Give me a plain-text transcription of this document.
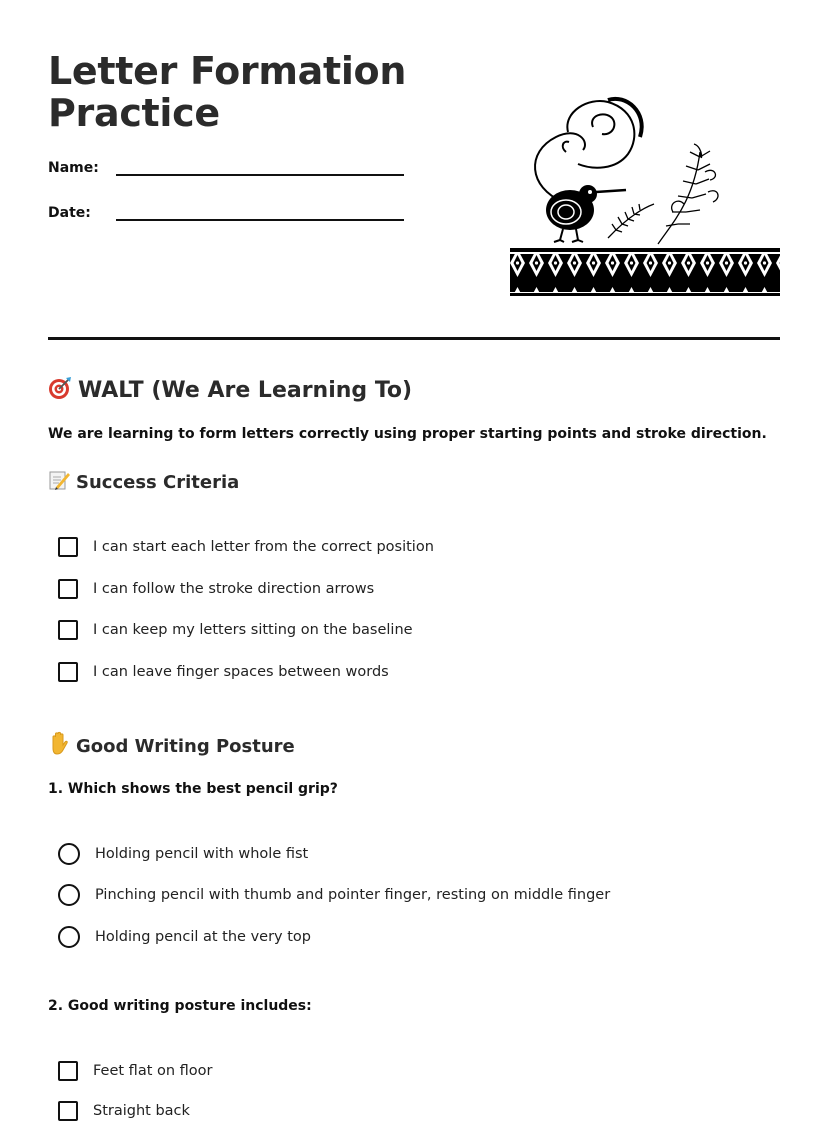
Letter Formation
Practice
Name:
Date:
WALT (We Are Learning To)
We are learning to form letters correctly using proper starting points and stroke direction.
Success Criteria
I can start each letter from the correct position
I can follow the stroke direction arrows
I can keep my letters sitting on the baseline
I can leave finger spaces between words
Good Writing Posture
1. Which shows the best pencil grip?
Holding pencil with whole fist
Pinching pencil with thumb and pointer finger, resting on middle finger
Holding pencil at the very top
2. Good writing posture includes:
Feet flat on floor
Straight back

__WORK TO COMPLETE__. Within the entries above, report how many lines include "pencil", and keep the answer to the number.

__RESULT OF THE EXERCISE__. 4